[Begin]

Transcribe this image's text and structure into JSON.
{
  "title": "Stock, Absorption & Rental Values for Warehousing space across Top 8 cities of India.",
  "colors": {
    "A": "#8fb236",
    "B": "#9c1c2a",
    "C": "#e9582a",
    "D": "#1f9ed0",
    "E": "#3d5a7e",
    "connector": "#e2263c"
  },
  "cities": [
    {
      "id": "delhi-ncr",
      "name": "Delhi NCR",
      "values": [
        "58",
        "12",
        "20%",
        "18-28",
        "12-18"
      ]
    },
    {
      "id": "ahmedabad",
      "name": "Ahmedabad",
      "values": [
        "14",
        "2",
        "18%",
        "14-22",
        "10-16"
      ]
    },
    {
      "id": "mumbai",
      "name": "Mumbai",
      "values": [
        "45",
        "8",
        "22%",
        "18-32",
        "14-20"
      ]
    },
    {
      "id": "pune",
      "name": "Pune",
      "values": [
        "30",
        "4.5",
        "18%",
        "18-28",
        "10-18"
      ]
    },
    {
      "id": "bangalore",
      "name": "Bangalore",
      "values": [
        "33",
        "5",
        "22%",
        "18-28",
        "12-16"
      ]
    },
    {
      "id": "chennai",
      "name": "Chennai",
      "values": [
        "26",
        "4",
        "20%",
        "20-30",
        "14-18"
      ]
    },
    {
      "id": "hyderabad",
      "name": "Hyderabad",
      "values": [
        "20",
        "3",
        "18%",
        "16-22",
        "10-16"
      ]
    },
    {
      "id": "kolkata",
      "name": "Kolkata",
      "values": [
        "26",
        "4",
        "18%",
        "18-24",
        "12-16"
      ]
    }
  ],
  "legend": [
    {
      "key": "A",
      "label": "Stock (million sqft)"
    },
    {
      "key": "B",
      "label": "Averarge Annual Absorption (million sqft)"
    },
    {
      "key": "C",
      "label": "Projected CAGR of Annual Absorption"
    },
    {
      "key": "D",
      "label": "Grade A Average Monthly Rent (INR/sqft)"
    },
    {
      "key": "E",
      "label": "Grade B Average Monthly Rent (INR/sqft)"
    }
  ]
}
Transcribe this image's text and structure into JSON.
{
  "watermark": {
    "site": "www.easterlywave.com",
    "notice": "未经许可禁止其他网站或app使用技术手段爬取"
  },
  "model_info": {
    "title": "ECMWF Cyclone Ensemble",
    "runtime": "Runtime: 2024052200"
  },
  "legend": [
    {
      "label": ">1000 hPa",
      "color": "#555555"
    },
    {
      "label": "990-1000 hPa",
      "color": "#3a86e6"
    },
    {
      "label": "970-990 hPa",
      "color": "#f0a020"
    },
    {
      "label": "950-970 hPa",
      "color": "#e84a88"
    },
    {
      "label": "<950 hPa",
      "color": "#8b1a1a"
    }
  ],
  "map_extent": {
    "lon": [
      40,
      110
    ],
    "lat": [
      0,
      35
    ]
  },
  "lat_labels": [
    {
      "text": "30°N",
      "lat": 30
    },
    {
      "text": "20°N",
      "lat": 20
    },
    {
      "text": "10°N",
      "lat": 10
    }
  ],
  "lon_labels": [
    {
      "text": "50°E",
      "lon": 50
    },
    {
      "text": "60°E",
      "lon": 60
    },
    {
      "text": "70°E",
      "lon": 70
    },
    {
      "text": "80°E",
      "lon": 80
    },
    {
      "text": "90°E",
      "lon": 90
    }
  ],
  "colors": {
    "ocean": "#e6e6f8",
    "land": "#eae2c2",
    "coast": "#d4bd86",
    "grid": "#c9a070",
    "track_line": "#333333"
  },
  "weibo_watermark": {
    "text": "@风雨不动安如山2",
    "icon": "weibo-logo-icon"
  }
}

[End]

Reproduce each entry word for word.

- TASK ANSWER
Transcribe this image's text and structure into JSON.
{
  "title": "Stock, Absorption & Rental Values for Warehousing space across Top 8 cities of India.",
  "colors": {
    "A": "#8fb236",
    "B": "#9c1c2a",
    "C": "#e9582a",
    "D": "#1f9ed0",
    "E": "#3d5a7e",
    "connector": "#e2263c"
  },
  "cities": [
    {
      "id": "delhi-ncr",
      "name": "Delhi NCR",
      "values": [
        "58",
        "12",
        "20%",
        "18-28",
        "12-18"
      ]
    },
    {
      "id": "ahmedabad",
      "name": "Ahmedabad",
      "values": [
        "14",
        "2",
        "18%",
        "14-22",
        "10-16"
      ]
    },
    {
      "id": "mumbai",
      "name": "Mumbai",
      "values": [
        "45",
        "8",
        "22%",
        "18-32",
        "14-20"
      ]
    },
    {
      "id": "pune",
      "name": "Pune",
      "values": [
        "30",
        "4.5",
        "18%",
        "18-28",
        "10-18"
      ]
    },
    {
      "id": "bangalore",
      "name": "Bangalore",
      "values": [
        "33",
        "5",
        "22%",
        "18-28",
        "12-16"
      ]
    },
    {
      "id": "chennai",
      "name": "Chennai",
      "values": [
        "26",
        "4",
        "20%",
        "20-30",
        "14-18"
      ]
    },
    {
      "id": "hyderabad",
      "name": "Hyderabad",
      "values": [
        "20",
        "3",
        "18%",
        "16-22",
        "10-16"
      ]
    },
    {
      "id": "kolkata",
      "name": "Kolkata",
      "values": [
        "26",
        "4",
        "18%",
        "18-24",
        "12-16"
      ]
    }
  ],
  "legend": [
    {
      "key": "A",
      "label": "Stock (million sqft)"
    },
    {
      "key": "B",
      "label": "Averarge Annual Absorption (million sqft)"
    },
    {
      "key": "C",
      "label": "Projected CAGR of Annual Absorption"
    },
    {
      "key": "D",
      "label": "Grade A Average Monthly Rent (INR/sqft)"
    },
    {
      "key": "E",
      "label": "Grade B Average Monthly Rent (INR/sqft)"
    }
  ]
}
Transcribe this image's text and structure into JSON.
{
  "watermark": {
    "site": "www.easterlywave.com",
    "notice": "未经许可禁止其他网站或app使用技术手段爬取"
  },
  "model_info": {
    "title": "ECMWF Cyclone Ensemble",
    "runtime": "Runtime: 2024052200"
  },
  "legend": [
    {
      "label": ">1000 hPa",
      "color": "#555555"
    },
    {
      "label": "990-1000 hPa",
      "color": "#3a86e6"
    },
    {
      "label": "970-990 hPa",
      "color": "#f0a020"
    },
    {
      "label": "950-970 hPa",
      "color": "#e84a88"
    },
    {
      "label": "<950 hPa",
      "color": "#8b1a1a"
    }
  ],
  "map_extent": {
    "lon": [
      40,
      110
    ],
    "lat": [
      0,
      35
    ]
  },
  "lat_labels": [
    {
      "text": "30°N",
      "lat": 30
    },
    {
      "text": "20°N",
      "lat": 20
    },
    {
      "text": "10°N",
      "lat": 10
    }
  ],
  "lon_labels": [
    {
      "text": "50°E",
      "lon": 50
    },
    {
      "text": "60°E",
      "lon": 60
    },
    {
      "text": "70°E",
      "lon": 70
    },
    {
      "text": "80°E",
      "lon": 80
    },
    {
      "text": "90°E",
      "lon": 90
    }
  ],
  "colors": {
    "ocean": "#e6e6f8",
    "land": "#eae2c2",
    "coast": "#d4bd86",
    "grid": "#c9a070",
    "track_line": "#333333"
  },
  "weibo_watermark": {
    "text": "@风雨不动安如山2",
    "icon": "weibo-logo-icon"
  }
}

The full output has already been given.